Source passage =
LSR Failure Recovery Steps: As already outlined in this section, should LSR fail and restart at any point, it will need to read the currently registered consensus public key on the blockchain for this VN and retrieve the corresponding private key from the SS. Given that the SS maintains N=4 versions of the consensus key at any time, this should be successful in the majority of cases. If the SS fails to contain the corresponding private key for the consensus key version registered on-chain, LSR should simply wait until a reconfiguration event occurs which announces the new consensus key, and retrieve the corresponding private key from the SS before resuming execution.

External Components and Abstracted Modules

In this section, we discuss in further detail the external components relied upon by the KM. These are: the secure storage (SS), the validator configs, and the JSON RPC endpoint. For each of these components, we present abstractions (e.g., component interfaces) in order to reason about the correctness of the KM protocols. Assuming each of these external components is implemented correctly (i.e., according to the interfaces they expose), we argue for the security and correctness of the KM.

Secure Storage (SS)

The SS offers a secure persistent backend for generating, storing and managing security-critical data. While this includes a wide variety of data types (e.g., arbitrary text, json blobs, waypoints etc.), the KM only requires cryptographic key support from the SS. As such, we focus on this support here. For further information about the SS, see the specification here.

At a high-level, the KM requires several important functionalities from the SS. We list these functionalities below, and for each functionality, explain what it is required, and where it is used.

  • Secure Key Generation: First, the KM requires the SS to be able to securely generate cryptographic private keys internally. This is needed: (i) initially when the VN is created, i.e., to initialize the value of each private key. This is step 0 in the KM key rotation protocol in the section above; and (ii) whenever a key rotation is subsequently performed, i.e., to generate a new version of the private key locally. This is step 1 in the KM key rotation protocol above.
  • Signature Generation: Second, the KM requires the SS to be able to sign data (e.g., a transaction hash) using private keys held internally inside the SS. This avoids having to expose private keys to the world outside the SS. Here, the KM requires signature generation support when it requests the SS to sign the rotation transaction using the consensus key -- step 3 in the KM key rotation protocol.
  • Key Versioning: Third, the KM requires the SS to be able to store and maintain multiple versions (e.g., N=2) of each private key locally. This is needed to recover from specific failure scenarios, e.g., LSR requiring a previous version of the consensus key after a failure. See the consensus key rotation failures section above.
  • Private Key Export: Fourth, the KM requires the SS to allow the exporting of private keys outside the domain of the SS. This is so that specific components within each VN can maintain hot copies of specific keys. For example, LSR requires a local hot copy of the consensus key for performance reasons (see the section above).

To support all of the required functionalities listed above for the KM, the SS provides a complete cryptographic key API named CryptoStorage. The snippet below shows a simplified CryptoStorage API. To view the full API, see the SS specification here.

rust
// CryptoStorage offers a secure storage engine for generating, using and managing cryptographic
/// keys securely.
pub trait CryptoStorage: Send + Sync {
    /// Securely generates a new named Ed25519 key pair and returns the corresponding public key.

Spatial annotation entries:
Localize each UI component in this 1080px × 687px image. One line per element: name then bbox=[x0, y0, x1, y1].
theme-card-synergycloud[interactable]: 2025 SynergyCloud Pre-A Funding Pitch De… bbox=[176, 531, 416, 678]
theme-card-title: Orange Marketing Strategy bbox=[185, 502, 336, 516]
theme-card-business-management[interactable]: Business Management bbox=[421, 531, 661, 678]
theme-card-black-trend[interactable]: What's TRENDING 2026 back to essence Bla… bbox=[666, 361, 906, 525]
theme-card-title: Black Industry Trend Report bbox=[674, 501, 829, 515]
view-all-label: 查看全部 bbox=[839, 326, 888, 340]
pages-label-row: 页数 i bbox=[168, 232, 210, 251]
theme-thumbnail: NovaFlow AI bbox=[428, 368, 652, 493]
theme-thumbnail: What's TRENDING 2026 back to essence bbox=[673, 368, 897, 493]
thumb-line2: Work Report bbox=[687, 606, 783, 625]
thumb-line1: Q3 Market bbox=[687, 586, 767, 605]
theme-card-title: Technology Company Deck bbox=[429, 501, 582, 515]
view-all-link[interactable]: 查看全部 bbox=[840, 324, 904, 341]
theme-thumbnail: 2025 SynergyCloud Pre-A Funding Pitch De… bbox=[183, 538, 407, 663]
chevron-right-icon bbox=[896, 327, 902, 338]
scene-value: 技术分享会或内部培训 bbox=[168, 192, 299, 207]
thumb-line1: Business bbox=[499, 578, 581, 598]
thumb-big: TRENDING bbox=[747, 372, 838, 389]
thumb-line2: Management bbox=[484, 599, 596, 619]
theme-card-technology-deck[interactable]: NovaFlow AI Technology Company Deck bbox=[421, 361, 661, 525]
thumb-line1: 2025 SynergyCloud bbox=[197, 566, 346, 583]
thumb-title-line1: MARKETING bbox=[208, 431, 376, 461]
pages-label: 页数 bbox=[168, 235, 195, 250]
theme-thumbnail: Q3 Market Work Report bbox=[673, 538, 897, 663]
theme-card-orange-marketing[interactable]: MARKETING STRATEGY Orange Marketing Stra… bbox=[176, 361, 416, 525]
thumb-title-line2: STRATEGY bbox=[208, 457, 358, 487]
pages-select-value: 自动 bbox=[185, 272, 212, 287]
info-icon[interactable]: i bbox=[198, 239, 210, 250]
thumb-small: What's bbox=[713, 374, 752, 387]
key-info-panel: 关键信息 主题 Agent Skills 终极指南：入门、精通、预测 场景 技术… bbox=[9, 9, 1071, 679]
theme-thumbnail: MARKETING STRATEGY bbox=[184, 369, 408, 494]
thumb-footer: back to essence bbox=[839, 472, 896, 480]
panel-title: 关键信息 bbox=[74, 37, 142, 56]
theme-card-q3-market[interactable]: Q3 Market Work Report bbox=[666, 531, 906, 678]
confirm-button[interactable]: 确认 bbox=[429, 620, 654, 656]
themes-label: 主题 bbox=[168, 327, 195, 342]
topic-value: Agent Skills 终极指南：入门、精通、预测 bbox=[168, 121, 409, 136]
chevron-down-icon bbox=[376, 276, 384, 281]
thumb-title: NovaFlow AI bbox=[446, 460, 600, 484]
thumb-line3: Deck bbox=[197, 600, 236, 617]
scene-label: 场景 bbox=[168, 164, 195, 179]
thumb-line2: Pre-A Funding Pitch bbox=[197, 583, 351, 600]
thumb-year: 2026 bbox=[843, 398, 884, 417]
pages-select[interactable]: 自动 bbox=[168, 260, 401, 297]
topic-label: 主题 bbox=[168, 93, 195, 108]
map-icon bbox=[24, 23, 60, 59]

What to produce = Carry the key management passage forward from its last line.

Solved problem =
    fn create_key(&mut self, name: &str) -> Result<Ed25519PublicKey, Error>;

    /// Returns the private key for a given Ed25519 key pair, as identified by the 'name'.
    fn export_private_key(&self, name: &str) -> Result<Ed25519PrivateKey, Error>;

    /// Returns the private key for a given Ed25519 key pair version, as identified by the
    /// 'name' and 'version'.
    fn export_private_key_for_version(
        &self,
        name: &str,
        version: Ed25519PublicKey,
    ) -> Result<Ed25519PrivateKey, Error>;

    /// Rotates an Ed25519 key pair by generating a new Ed25519 key pair, and updating the
    /// 'name' to reference the freshly generated key.
    fn rotate_key(&mut self, name: &str) -> Result<Ed25519PublicKey, Error>;

    /// Signs the given message using the private key associated with the given 'name'.
    fn sign_message(&mut self, name: &str, message: &HashValue) -> Result<Ed25519Signature, Error>;

    /// Signs the given message using the private key associated with the given 'name'
    /// and 'version'.
    fn sign_message_using_version(
        &mut self,
        name: &str,
        version: Ed25519PublicKey,
        message: &HashValue,
    ) -> Result<Ed25519Signature, Error>;
}

As can be seen from the snippet above, the CryptoStorage API offered by the SS provides all of the required functionalities for the KM to operate correctly. More specifically:

  • Secure Key Generation is offered by the create_key(..) and rotate_key(..) API calls. As such, the SS can be initialized when the VN is started by calling create_key(..) for the operator_key and consensus_key. Moreover, each time the KM needs to generate a new key version for the consensus key, rotate_key(consensus_key..) can be called.
  • Signature Generation is offered by the sign_message(..) and sign_message_using_version(..) API calls. As such, the KM can request the SS sign the rotation transaction by calling sign_message(operator_key,rotation_transaction).
  • Key Versioning is supported by the rotate_key(..), export_private_key_for_version(..) and sign_message_using_version(..) API calls. The version of each key is specified using the public key, and multiple versions of each key (i.e., N>1) are maintained by the SS.
  • Private Key Export is offered by the export_private_key(..) and export_private_key_for_version(..) API calls. As such, LSR can request a local copy of the consensus key using either of these API calls (depending on the version required).

Validator Configs

As discussed in the overview section above, the validator configs offer a public key infrastructure (PKI) that maps the identity of each VN to the corresponding cryptographic keys (e.g., the consensus key). While this mapping could be done using another PKI system, in Diem, we run this PKI directly on the blockchain. This provides a single source of truth that is both tamper and censorship resistant.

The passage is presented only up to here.